- **What to work on**
How many lines of the records below contain the word "subtitle"? Answer with the number alone.

- **Exercise materials**

::::

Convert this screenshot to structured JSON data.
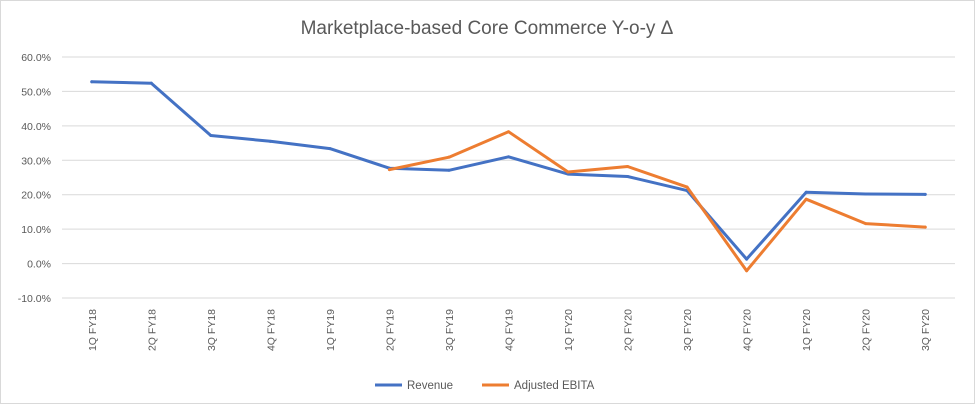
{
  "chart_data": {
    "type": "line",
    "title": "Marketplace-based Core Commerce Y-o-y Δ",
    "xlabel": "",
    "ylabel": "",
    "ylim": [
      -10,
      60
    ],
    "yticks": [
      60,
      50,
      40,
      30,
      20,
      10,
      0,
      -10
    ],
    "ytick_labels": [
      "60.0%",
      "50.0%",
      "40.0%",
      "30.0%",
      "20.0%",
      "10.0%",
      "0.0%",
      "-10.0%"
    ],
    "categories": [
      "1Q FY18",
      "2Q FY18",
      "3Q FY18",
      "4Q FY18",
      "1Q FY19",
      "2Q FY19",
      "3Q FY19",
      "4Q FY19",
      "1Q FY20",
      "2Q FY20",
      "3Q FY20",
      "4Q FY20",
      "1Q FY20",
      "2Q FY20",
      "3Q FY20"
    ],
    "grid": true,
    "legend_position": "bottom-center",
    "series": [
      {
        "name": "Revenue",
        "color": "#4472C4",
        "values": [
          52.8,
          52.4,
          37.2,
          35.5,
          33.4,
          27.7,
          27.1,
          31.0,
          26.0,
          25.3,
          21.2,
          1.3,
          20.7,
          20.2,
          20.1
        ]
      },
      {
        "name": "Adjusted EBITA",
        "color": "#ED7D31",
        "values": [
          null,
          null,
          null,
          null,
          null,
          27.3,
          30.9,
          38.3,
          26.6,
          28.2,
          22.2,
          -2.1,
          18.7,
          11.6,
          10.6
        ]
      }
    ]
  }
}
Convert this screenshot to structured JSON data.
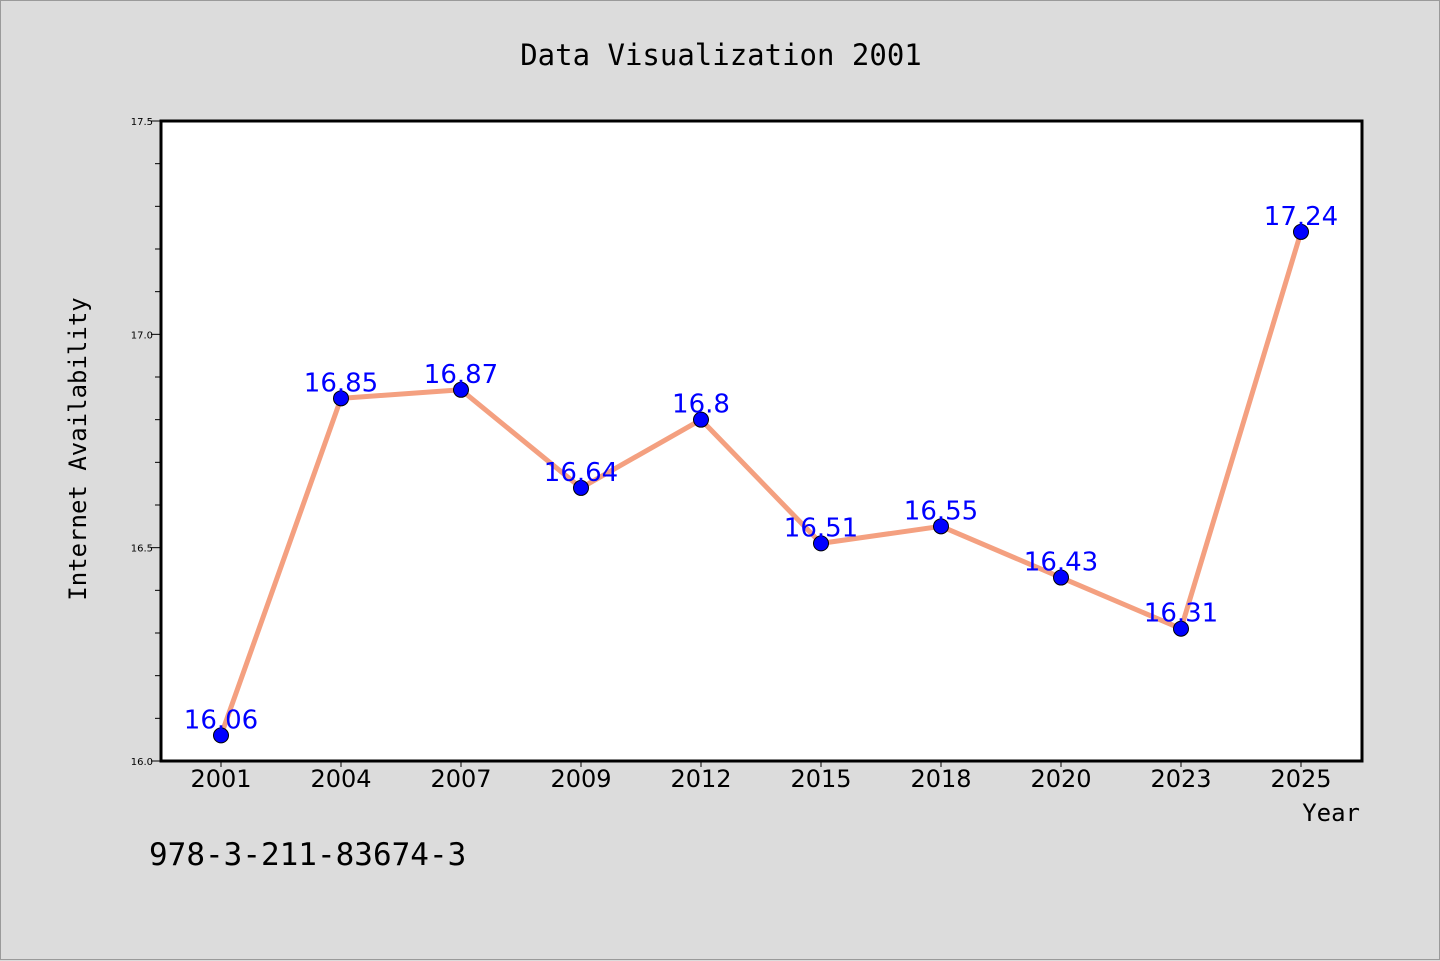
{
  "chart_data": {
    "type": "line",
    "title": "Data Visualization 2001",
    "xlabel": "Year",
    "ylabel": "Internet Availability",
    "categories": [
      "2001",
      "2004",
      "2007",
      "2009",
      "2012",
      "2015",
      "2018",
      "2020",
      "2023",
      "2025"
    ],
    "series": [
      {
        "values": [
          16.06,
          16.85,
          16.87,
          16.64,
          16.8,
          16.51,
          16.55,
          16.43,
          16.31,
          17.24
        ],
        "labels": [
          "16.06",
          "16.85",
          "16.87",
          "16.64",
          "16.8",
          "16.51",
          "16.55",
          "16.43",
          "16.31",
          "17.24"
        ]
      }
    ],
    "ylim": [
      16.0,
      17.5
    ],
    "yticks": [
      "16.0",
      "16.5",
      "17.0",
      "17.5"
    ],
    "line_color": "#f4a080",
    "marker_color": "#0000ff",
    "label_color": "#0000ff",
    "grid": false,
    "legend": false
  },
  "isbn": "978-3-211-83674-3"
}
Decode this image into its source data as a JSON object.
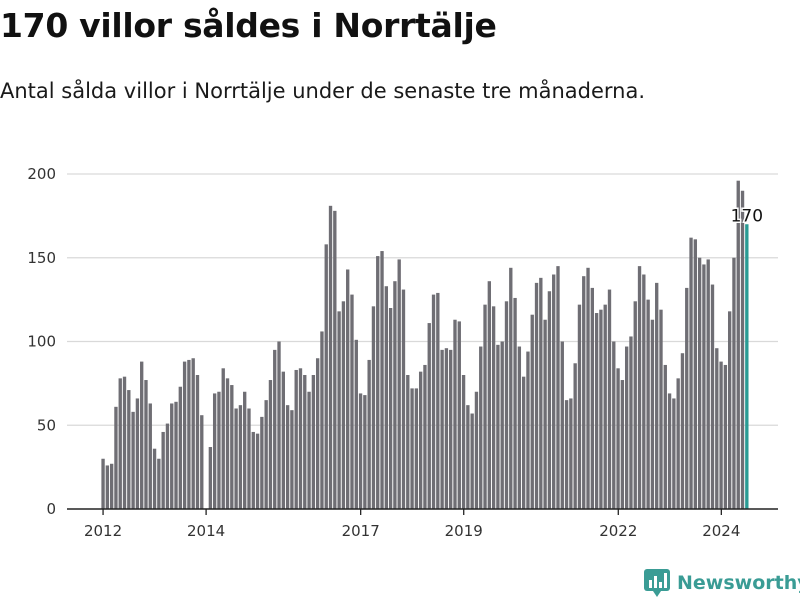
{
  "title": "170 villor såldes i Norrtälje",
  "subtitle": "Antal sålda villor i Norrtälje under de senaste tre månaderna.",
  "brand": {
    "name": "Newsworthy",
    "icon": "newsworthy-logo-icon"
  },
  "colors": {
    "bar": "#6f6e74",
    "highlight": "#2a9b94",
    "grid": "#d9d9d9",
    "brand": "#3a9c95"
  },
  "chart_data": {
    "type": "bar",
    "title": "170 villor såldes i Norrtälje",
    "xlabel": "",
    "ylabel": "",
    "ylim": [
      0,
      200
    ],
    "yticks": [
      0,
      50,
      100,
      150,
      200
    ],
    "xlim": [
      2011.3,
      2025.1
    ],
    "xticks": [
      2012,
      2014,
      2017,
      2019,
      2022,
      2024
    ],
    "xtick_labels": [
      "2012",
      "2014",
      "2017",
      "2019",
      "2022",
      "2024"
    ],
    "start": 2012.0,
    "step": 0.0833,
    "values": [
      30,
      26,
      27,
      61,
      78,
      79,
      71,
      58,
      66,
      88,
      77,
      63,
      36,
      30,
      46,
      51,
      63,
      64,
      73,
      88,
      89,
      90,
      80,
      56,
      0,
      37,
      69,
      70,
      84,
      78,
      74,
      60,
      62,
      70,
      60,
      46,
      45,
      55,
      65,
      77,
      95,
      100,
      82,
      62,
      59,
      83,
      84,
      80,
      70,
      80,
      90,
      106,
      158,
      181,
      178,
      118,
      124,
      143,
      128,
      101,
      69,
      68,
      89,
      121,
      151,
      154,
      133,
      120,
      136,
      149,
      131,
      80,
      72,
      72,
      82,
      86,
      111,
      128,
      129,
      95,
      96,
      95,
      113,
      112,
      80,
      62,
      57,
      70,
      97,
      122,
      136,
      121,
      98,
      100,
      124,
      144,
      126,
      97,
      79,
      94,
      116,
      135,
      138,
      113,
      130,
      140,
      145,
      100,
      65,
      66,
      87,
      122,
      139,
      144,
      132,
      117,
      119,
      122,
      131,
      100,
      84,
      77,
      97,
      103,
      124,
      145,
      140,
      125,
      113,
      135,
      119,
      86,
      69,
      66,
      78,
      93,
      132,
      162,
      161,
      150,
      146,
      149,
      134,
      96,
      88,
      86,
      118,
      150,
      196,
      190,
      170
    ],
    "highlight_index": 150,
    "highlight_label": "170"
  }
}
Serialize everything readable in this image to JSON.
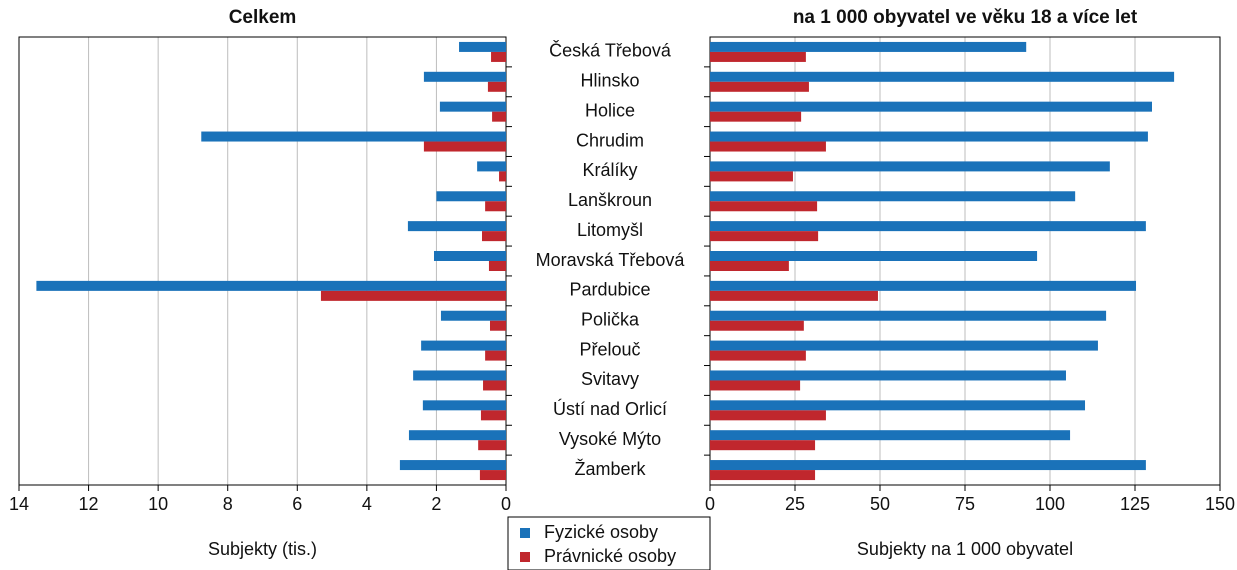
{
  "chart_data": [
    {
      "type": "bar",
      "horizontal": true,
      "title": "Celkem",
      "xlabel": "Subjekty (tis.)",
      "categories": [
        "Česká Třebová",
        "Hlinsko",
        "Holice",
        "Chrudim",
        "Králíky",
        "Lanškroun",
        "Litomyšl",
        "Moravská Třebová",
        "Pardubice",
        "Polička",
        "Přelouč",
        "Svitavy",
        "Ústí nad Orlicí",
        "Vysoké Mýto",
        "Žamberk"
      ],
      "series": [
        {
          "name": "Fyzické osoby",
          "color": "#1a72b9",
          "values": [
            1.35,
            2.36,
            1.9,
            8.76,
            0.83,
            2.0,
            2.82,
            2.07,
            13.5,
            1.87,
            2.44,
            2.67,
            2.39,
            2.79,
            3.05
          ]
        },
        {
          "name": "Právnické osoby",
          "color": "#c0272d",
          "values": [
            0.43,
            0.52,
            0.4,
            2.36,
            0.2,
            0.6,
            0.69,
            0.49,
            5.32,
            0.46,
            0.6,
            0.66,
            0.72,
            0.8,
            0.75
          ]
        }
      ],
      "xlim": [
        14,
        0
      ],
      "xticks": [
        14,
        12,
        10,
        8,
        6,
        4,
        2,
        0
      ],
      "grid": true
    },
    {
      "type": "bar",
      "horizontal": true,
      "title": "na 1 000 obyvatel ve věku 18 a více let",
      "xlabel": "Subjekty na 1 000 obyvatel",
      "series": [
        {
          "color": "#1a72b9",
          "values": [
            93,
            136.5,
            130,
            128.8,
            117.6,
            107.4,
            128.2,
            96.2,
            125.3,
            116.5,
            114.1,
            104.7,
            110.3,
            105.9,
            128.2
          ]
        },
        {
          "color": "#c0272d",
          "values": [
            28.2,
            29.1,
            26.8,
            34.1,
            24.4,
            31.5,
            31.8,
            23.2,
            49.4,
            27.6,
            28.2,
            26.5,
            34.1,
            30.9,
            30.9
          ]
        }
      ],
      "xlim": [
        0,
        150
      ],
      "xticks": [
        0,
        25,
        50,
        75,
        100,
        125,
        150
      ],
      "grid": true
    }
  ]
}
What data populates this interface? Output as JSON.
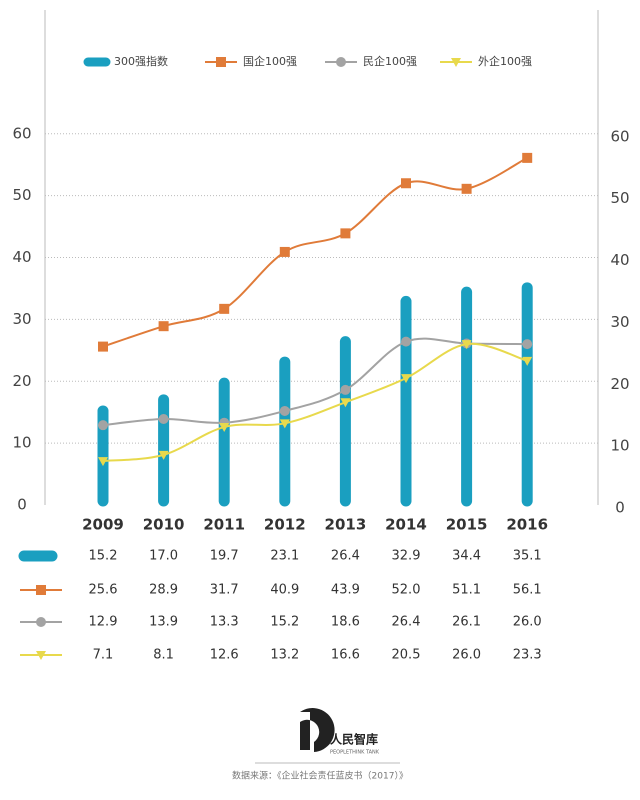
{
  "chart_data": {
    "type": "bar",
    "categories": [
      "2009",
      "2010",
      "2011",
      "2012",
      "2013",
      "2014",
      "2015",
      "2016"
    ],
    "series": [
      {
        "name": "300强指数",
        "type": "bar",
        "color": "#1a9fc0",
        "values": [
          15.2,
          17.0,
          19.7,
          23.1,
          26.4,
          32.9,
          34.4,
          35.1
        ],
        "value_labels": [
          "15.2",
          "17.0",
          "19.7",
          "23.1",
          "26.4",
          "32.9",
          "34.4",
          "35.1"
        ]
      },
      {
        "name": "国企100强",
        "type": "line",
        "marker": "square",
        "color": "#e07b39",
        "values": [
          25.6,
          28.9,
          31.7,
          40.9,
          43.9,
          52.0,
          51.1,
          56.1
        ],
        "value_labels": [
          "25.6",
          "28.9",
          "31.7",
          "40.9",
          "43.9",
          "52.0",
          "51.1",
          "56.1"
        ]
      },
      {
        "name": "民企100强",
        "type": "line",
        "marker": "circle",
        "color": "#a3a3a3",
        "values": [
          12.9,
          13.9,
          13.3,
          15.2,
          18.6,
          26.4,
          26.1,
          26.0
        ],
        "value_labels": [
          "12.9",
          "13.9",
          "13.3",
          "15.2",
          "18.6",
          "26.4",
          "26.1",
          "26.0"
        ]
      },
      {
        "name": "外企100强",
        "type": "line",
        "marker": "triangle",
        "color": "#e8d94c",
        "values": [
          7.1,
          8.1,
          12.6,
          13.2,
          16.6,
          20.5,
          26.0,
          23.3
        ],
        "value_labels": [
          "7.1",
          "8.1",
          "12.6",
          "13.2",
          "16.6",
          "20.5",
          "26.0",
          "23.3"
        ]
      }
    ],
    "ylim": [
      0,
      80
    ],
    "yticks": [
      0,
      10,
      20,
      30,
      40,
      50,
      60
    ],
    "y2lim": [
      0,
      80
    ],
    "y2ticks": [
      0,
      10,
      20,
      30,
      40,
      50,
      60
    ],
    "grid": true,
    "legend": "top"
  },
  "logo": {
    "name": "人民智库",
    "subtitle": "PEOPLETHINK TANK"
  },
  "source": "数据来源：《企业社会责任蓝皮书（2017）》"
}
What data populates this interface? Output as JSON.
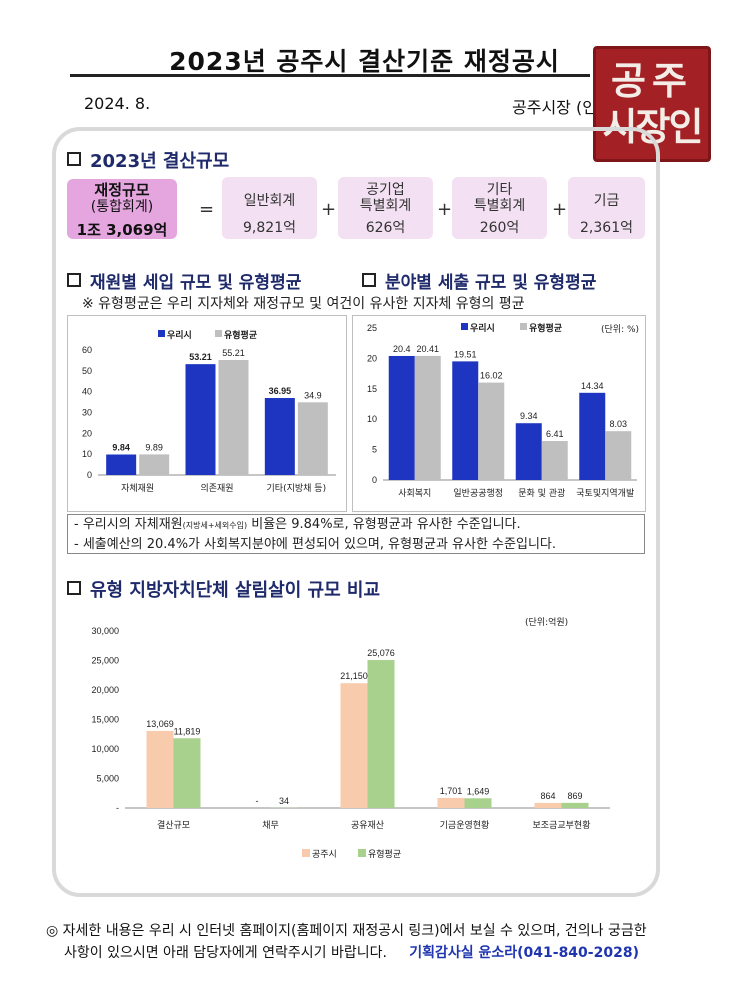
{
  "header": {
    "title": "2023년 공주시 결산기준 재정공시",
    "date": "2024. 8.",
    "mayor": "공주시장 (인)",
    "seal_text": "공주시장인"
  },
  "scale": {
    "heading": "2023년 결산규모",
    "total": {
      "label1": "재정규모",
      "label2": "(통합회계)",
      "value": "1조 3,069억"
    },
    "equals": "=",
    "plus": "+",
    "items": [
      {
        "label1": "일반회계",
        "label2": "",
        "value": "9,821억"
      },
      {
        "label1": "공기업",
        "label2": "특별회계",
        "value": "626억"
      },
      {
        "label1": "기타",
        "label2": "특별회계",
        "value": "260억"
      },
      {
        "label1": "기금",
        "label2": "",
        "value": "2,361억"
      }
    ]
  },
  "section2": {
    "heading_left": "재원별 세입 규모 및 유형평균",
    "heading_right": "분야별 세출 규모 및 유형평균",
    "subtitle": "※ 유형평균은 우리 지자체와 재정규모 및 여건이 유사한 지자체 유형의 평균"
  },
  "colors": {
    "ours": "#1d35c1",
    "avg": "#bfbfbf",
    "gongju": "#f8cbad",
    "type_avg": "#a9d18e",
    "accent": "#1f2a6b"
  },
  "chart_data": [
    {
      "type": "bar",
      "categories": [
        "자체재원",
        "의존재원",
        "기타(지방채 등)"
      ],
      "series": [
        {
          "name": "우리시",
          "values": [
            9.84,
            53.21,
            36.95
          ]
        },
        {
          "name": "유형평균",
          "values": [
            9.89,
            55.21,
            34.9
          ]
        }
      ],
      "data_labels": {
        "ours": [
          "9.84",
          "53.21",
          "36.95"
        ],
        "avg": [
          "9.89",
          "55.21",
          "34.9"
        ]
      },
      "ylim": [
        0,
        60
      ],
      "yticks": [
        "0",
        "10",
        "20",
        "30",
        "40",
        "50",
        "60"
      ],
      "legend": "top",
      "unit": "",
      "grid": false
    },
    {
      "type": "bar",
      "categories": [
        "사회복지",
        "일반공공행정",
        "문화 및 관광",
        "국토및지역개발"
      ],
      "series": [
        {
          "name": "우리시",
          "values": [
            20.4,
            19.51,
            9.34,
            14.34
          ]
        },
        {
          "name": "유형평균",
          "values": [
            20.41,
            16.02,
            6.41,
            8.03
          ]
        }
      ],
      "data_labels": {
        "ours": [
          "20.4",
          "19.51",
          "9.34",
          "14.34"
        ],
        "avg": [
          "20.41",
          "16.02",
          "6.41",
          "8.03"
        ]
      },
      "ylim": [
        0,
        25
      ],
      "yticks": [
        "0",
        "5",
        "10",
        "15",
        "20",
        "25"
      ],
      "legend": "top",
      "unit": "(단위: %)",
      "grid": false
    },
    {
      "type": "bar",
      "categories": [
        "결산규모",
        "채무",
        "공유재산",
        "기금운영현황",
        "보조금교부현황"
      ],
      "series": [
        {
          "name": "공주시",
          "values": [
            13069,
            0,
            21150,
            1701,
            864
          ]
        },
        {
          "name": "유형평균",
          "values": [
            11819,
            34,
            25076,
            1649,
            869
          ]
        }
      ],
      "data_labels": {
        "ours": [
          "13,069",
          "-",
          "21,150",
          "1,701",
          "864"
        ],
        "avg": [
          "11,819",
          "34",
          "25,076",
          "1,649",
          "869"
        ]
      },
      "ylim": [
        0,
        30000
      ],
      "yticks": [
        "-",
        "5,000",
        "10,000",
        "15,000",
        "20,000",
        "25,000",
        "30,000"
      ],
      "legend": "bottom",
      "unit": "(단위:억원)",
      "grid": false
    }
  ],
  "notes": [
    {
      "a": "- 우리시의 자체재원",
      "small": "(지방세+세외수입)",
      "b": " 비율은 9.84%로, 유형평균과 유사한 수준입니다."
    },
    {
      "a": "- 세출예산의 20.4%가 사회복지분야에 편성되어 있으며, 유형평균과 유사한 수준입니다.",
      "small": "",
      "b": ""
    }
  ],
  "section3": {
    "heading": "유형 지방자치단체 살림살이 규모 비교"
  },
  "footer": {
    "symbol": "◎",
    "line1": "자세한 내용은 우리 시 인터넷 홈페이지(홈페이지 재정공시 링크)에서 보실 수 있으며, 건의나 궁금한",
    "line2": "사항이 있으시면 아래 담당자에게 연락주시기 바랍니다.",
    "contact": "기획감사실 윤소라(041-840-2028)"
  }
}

::::

- **Response to this task**
3